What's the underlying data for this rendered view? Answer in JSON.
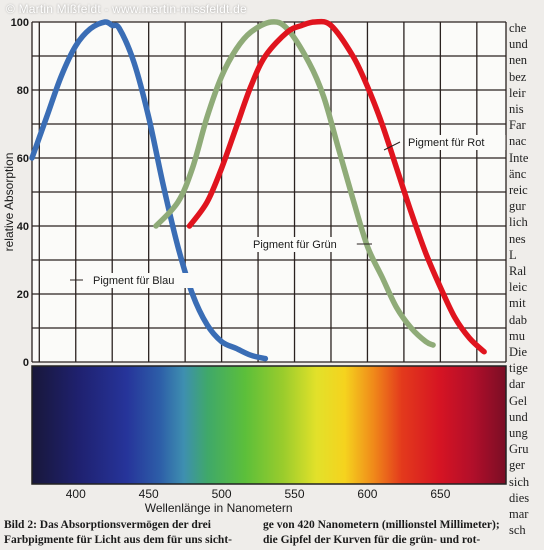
{
  "watermark": "© Martin Mißfeldt - www.martin-missfeldt.de",
  "chart_data": {
    "type": "line",
    "ylabel": "relative Absorption",
    "xlabel": "Wellenlänge in Nanometern",
    "xlim": [
      370,
      695
    ],
    "ylim": [
      0,
      100
    ],
    "xticks": [
      400,
      450,
      500,
      550,
      600,
      650
    ],
    "xtick_labels": [
      "400",
      "450",
      "500",
      "550",
      "600",
      "650"
    ],
    "yticks": [
      0,
      20,
      40,
      60,
      80,
      100
    ],
    "ytick_labels": [
      "0",
      "20",
      "40",
      "60",
      "80",
      "100"
    ],
    "grid": true,
    "series": [
      {
        "name": "Pigment für Blau",
        "color": "#3a6db5",
        "x": [
          370,
          380,
          390,
          400,
          410,
          420,
          425,
          430,
          440,
          450,
          460,
          470,
          480,
          490,
          500,
          510,
          520,
          530
        ],
        "y": [
          60,
          72,
          84,
          93,
          98,
          100,
          99,
          98,
          88,
          72,
          52,
          34,
          20,
          11,
          6,
          4,
          2,
          1
        ]
      },
      {
        "name": "Pigment für Grün",
        "color": "#8fab78",
        "x": [
          455,
          470,
          480,
          490,
          500,
          510,
          520,
          534,
          545,
          560,
          570,
          580,
          590,
          600,
          610,
          620,
          630,
          640,
          645
        ],
        "y": [
          40,
          47,
          57,
          72,
          84,
          92,
          97,
          100,
          98,
          88,
          78,
          63,
          48,
          34,
          25,
          16,
          10,
          6,
          5
        ]
      },
      {
        "name": "Pigment für Rot",
        "color": "#e0141e",
        "x": [
          478,
          490,
          500,
          510,
          520,
          530,
          545,
          555,
          564,
          575,
          590,
          600,
          610,
          620,
          630,
          640,
          650,
          660,
          670,
          680
        ],
        "y": [
          40,
          47,
          57,
          69,
          81,
          90,
          97,
          99,
          100,
          99,
          90,
          81,
          70,
          57,
          44,
          32,
          22,
          13,
          7,
          3
        ]
      }
    ]
  },
  "right_column": [
    "che",
    "und",
    "nen",
    "bez",
    "leir",
    "nis",
    "Far",
    "nac",
    "Inte",
    "änc",
    "reic",
    "gur",
    "lich",
    "nes",
    "L",
    "Ral",
    "leic",
    "mit",
    "dab",
    "mu",
    "Die",
    "tige",
    "dar",
    "Gel",
    "und",
    "ung",
    "Gru",
    "ger",
    "sich",
    "dies",
    "mar",
    "sch"
  ],
  "caption": {
    "line1_left": "Bild 2: Das Absorptionsvermögen der drei",
    "line2_left": "Farbpigmente für Licht aus dem für uns sicht-",
    "line1_right": "ge von 420 Nanometern (millionstel Millimeter);",
    "line2_right": "die Gipfel der Kurven für die grün- und rot-"
  }
}
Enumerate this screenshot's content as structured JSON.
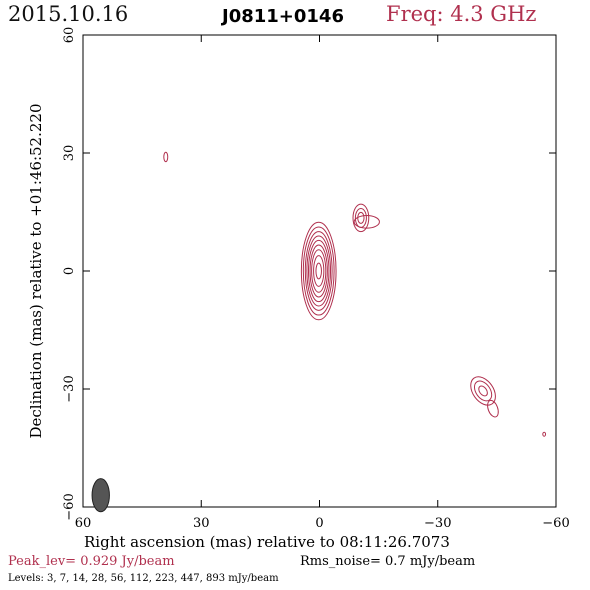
{
  "header": {
    "date": "2015.10.16",
    "source": "J0811+0146",
    "frequency": "Freq: 4.3 GHz"
  },
  "footer": {
    "peak": "Peak_lev=  0.929 Jy/beam",
    "noise": "Rms_noise=  0.7 mJy/beam",
    "levels": "Levels:   3,   7,  14,  28,  56, 112, 223, 447, 893 mJy/beam"
  },
  "colors": {
    "contour": "#b0304e",
    "beam": "#555555",
    "axes": "#000000"
  },
  "chart_data": {
    "type": "contour",
    "xlabel": "Right ascension (mas) relative to 08:11:26.7073",
    "ylabel": "Declination (mas) relative to +01:46:52.220",
    "xlim": [
      60,
      -60
    ],
    "ylim": [
      -60,
      60
    ],
    "xticks": [
      {
        "value": 60,
        "label": "60"
      },
      {
        "value": 30,
        "label": "30"
      },
      {
        "value": 0,
        "label": "0"
      },
      {
        "value": -30,
        "label": "−30"
      },
      {
        "value": -60,
        "label": "−60"
      }
    ],
    "yticks": [
      {
        "value": -60,
        "label": "−60"
      },
      {
        "value": -30,
        "label": "−30"
      },
      {
        "value": 0,
        "label": "0"
      },
      {
        "value": 30,
        "label": "30"
      },
      {
        "value": 60,
        "label": "60"
      }
    ],
    "contour_levels_mJy": [
      3,
      7,
      14,
      28,
      56,
      112,
      223,
      447,
      893
    ],
    "components": [
      {
        "x": 0.2,
        "y": 0.0,
        "rx": [
          4.4,
          3.9,
          3.4,
          3.0,
          2.6,
          2.2,
          1.8,
          1.3,
          0.7
        ],
        "ry": [
          12.4,
          11.2,
          10.0,
          8.9,
          7.8,
          6.6,
          5.4,
          3.9,
          2.0
        ],
        "angle": 0
      },
      {
        "x": -10.5,
        "y": 13.5,
        "rx": [
          2.0,
          1.4,
          0.8
        ],
        "ry": [
          3.5,
          2.4,
          1.4
        ],
        "angle": 0
      },
      {
        "x": -12.0,
        "y": 12.5,
        "rx": [
          3.2
        ],
        "ry": [
          1.6
        ],
        "angle": 0
      },
      {
        "x": -41.5,
        "y": -30.5,
        "rx": [
          2.6,
          1.8,
          0.9
        ],
        "ry": [
          4.0,
          2.8,
          1.4
        ],
        "angle": -35
      },
      {
        "x": -44.0,
        "y": -35.0,
        "rx": [
          1.2
        ],
        "ry": [
          2.2
        ],
        "angle": -20
      },
      {
        "x": 39.0,
        "y": 29.0,
        "rx": [
          0.5
        ],
        "ry": [
          1.2
        ],
        "angle": 0
      },
      {
        "x": -57.0,
        "y": -41.5,
        "rx": [
          0.35
        ],
        "ry": [
          0.5
        ],
        "angle": 0
      }
    ],
    "beam": {
      "x": 55.5,
      "y": -57.0,
      "major": 4.2,
      "minor": 2.2,
      "angle": 0
    }
  }
}
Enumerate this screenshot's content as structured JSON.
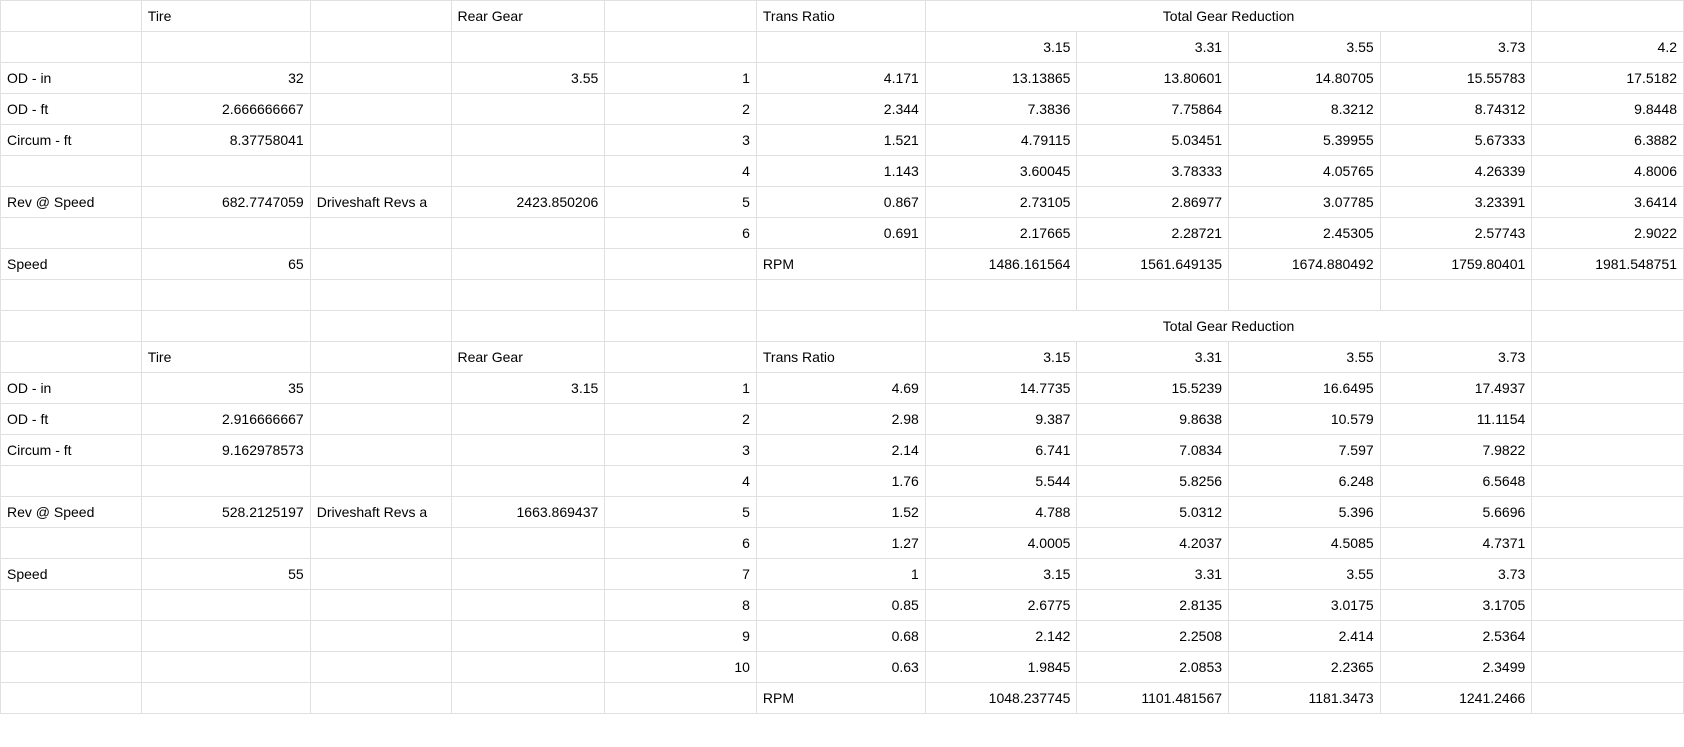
{
  "colors": {
    "border": "#e0e0e0",
    "background": "#ffffff",
    "text": "#000000"
  },
  "typography": {
    "font_family": "Arial",
    "font_size_pt": 11
  },
  "col_widths": {
    "A": 130,
    "B": 156,
    "C": 130,
    "D": 142,
    "E": 140,
    "F": 156,
    "G": 140,
    "H": 140,
    "I": 140,
    "J": 140,
    "K": 140
  },
  "block1": {
    "header": {
      "tire": "Tire",
      "rear_gear": "Rear Gear",
      "trans_ratio": "Trans Ratio",
      "total_gear_reduction": "Total Gear Reduction"
    },
    "ratio_header": [
      "3.15",
      "3.31",
      "3.55",
      "3.73",
      "4.2"
    ],
    "rows": [
      {
        "label": "OD - in",
        "b": "32",
        "d": "3.55",
        "e": "1",
        "f": "4.171",
        "g": "13.13865",
        "h": "13.80601",
        "i": "14.80705",
        "j": "15.55783",
        "k": "17.5182"
      },
      {
        "label": "OD - ft",
        "b": "2.666666667",
        "d": "",
        "e": "2",
        "f": "2.344",
        "g": "7.3836",
        "h": "7.75864",
        "i": "8.3212",
        "j": "8.74312",
        "k": "9.8448"
      },
      {
        "label": "Circum - ft",
        "b": "8.37758041",
        "d": "",
        "e": "3",
        "f": "1.521",
        "g": "4.79115",
        "h": "5.03451",
        "i": "5.39955",
        "j": "5.67333",
        "k": "6.3882"
      },
      {
        "label": "",
        "b": "",
        "d": "",
        "e": "4",
        "f": "1.143",
        "g": "3.60045",
        "h": "3.78333",
        "i": "4.05765",
        "j": "4.26339",
        "k": "4.8006"
      },
      {
        "label": "Rev @ Speed",
        "b": "682.7747059",
        "c": "Driveshaft Revs a",
        "d": "2423.850206",
        "e": "5",
        "f": "0.867",
        "g": "2.73105",
        "h": "2.86977",
        "i": "3.07785",
        "j": "3.23391",
        "k": "3.6414"
      },
      {
        "label": "",
        "b": "",
        "d": "",
        "e": "6",
        "f": "0.691",
        "g": "2.17665",
        "h": "2.28721",
        "i": "2.45305",
        "j": "2.57743",
        "k": "2.9022"
      },
      {
        "label": "Speed",
        "b": "65",
        "d": "",
        "e": "",
        "f": "RPM",
        "g": "1486.161564",
        "h": "1561.649135",
        "i": "1674.880492",
        "j": "1759.80401",
        "k": "1981.548751"
      }
    ]
  },
  "block2": {
    "header": {
      "tire": "Tire",
      "rear_gear": "Rear Gear",
      "trans_ratio": "Trans Ratio",
      "total_gear_reduction": "Total Gear Reduction"
    },
    "ratio_header": [
      "3.15",
      "3.31",
      "3.55",
      "3.73"
    ],
    "rows": [
      {
        "label": "OD - in",
        "b": "35",
        "d": "3.15",
        "e": "1",
        "f": "4.69",
        "g": "14.7735",
        "h": "15.5239",
        "i": "16.6495",
        "j": "17.4937"
      },
      {
        "label": "OD - ft",
        "b": "2.916666667",
        "d": "",
        "e": "2",
        "f": "2.98",
        "g": "9.387",
        "h": "9.8638",
        "i": "10.579",
        "j": "11.1154"
      },
      {
        "label": "Circum - ft",
        "b": "9.162978573",
        "d": "",
        "e": "3",
        "f": "2.14",
        "g": "6.741",
        "h": "7.0834",
        "i": "7.597",
        "j": "7.9822"
      },
      {
        "label": "",
        "b": "",
        "d": "",
        "e": "4",
        "f": "1.76",
        "g": "5.544",
        "h": "5.8256",
        "i": "6.248",
        "j": "6.5648"
      },
      {
        "label": "Rev @ Speed",
        "b": "528.2125197",
        "c": "Driveshaft Revs a",
        "d": "1663.869437",
        "e": "5",
        "f": "1.52",
        "g": "4.788",
        "h": "5.0312",
        "i": "5.396",
        "j": "5.6696"
      },
      {
        "label": "",
        "b": "",
        "d": "",
        "e": "6",
        "f": "1.27",
        "g": "4.0005",
        "h": "4.2037",
        "i": "4.5085",
        "j": "4.7371"
      },
      {
        "label": "Speed",
        "b": "55",
        "d": "",
        "e": "7",
        "f": "1",
        "g": "3.15",
        "h": "3.31",
        "i": "3.55",
        "j": "3.73"
      },
      {
        "label": "",
        "b": "",
        "d": "",
        "e": "8",
        "f": "0.85",
        "g": "2.6775",
        "h": "2.8135",
        "i": "3.0175",
        "j": "3.1705"
      },
      {
        "label": "",
        "b": "",
        "d": "",
        "e": "9",
        "f": "0.68",
        "g": "2.142",
        "h": "2.2508",
        "i": "2.414",
        "j": "2.5364"
      },
      {
        "label": "",
        "b": "",
        "d": "",
        "e": "10",
        "f": "0.63",
        "g": "1.9845",
        "h": "2.0853",
        "i": "2.2365",
        "j": "2.3499"
      },
      {
        "label": "",
        "b": "",
        "d": "",
        "e": "",
        "f": "RPM",
        "g": "1048.237745",
        "h": "1101.481567",
        "i": "1181.3473",
        "j": "1241.2466"
      }
    ]
  }
}
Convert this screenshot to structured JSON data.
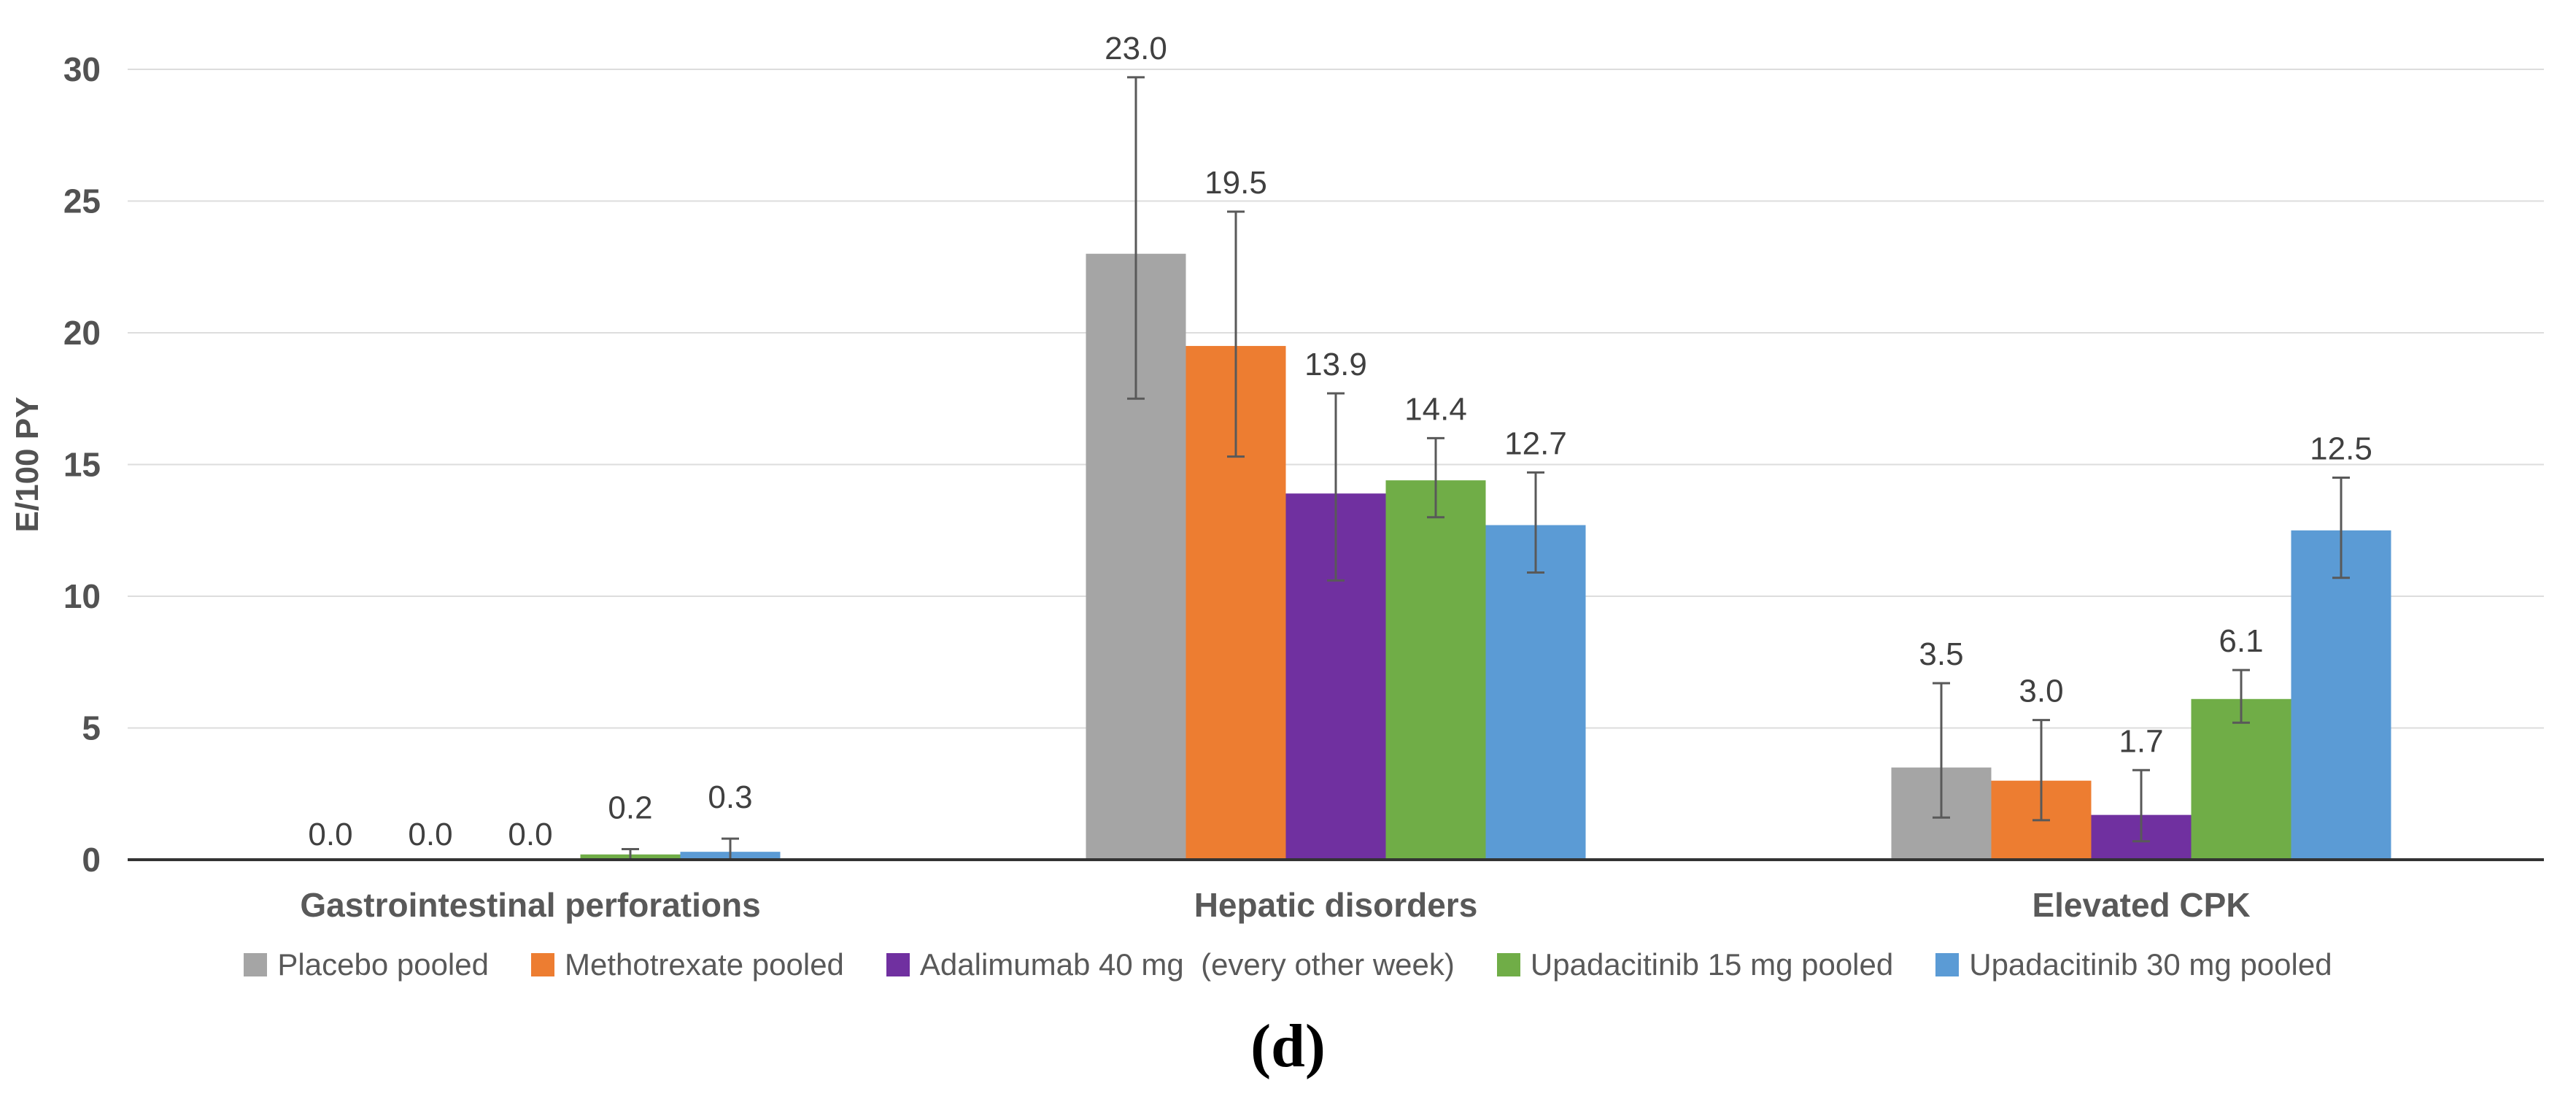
________________________________________
*What the task asks*. Your answer should be one number: how many lines in the material above contain the string "ylabel".

*Reply*. 2